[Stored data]
____________
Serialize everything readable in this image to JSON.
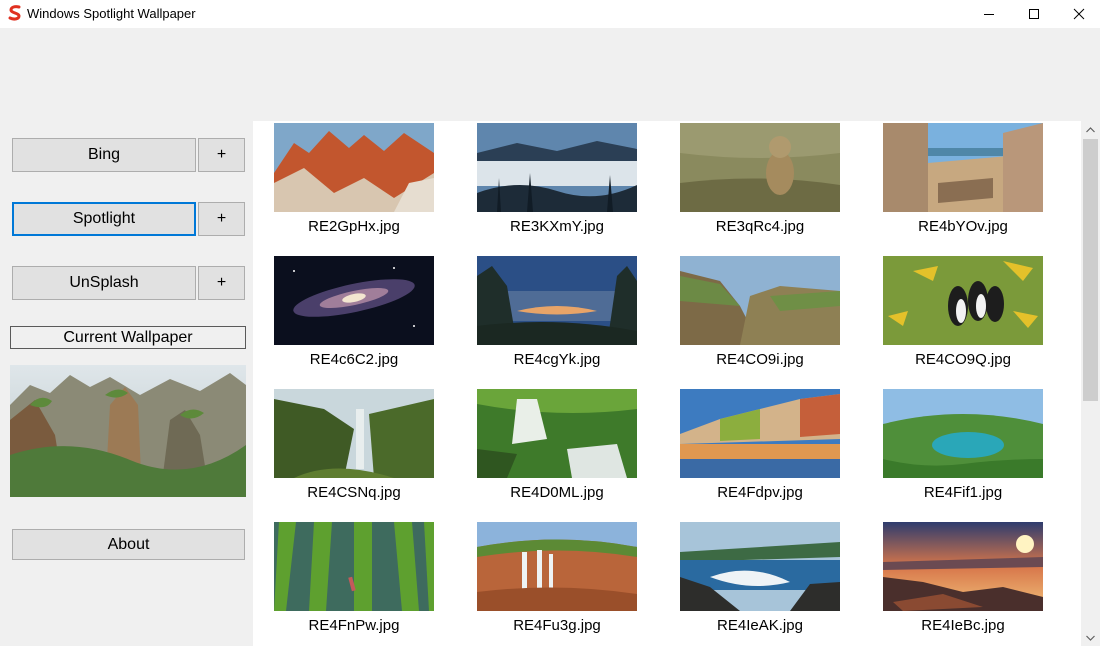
{
  "window": {
    "title": "Windows Spotlight Wallpaper",
    "accent": "#0078d7"
  },
  "sidebar": {
    "sources": [
      {
        "label": "Bing",
        "add_label": "+",
        "active": false
      },
      {
        "label": "Spotlight",
        "add_label": "+",
        "active": true
      },
      {
        "label": "UnSplash",
        "add_label": "+",
        "active": false
      }
    ],
    "current_wallpaper_label": "Current Wallpaper",
    "about_label": "About"
  },
  "gallery": {
    "items": [
      "RE2GpHx.jpg",
      "RE3KXmY.jpg",
      "RE3qRc4.jpg",
      "RE4bYOv.jpg",
      "RE4c6C2.jpg",
      "RE4cgYk.jpg",
      "RE4CO9i.jpg",
      "RE4CO9Q.jpg",
      "RE4CSNq.jpg",
      "RE4D0ML.jpg",
      "RE4Fdpv.jpg",
      "RE4Fif1.jpg",
      "RE4FnPw.jpg",
      "RE4Fu3g.jpg",
      "RE4IeAK.jpg",
      "RE4IeBc.jpg"
    ]
  }
}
____________
Problem to work on
Reproduce all entries without any change, and omit the pictures.

Response for this exercise
Serialize everything readable in this image to JSON.
{
  "window": {
    "title": "Windows Spotlight Wallpaper",
    "accent": "#0078d7"
  },
  "sidebar": {
    "sources": [
      {
        "label": "Bing",
        "add_label": "+",
        "active": false
      },
      {
        "label": "Spotlight",
        "add_label": "+",
        "active": true
      },
      {
        "label": "UnSplash",
        "add_label": "+",
        "active": false
      }
    ],
    "current_wallpaper_label": "Current Wallpaper",
    "about_label": "About"
  },
  "gallery": {
    "items": [
      "RE2GpHx.jpg",
      "RE3KXmY.jpg",
      "RE3qRc4.jpg",
      "RE4bYOv.jpg",
      "RE4c6C2.jpg",
      "RE4cgYk.jpg",
      "RE4CO9i.jpg",
      "RE4CO9Q.jpg",
      "RE4CSNq.jpg",
      "RE4D0ML.jpg",
      "RE4Fdpv.jpg",
      "RE4Fif1.jpg",
      "RE4FnPw.jpg",
      "RE4Fu3g.jpg",
      "RE4IeAK.jpg",
      "RE4IeBc.jpg"
    ]
  }
}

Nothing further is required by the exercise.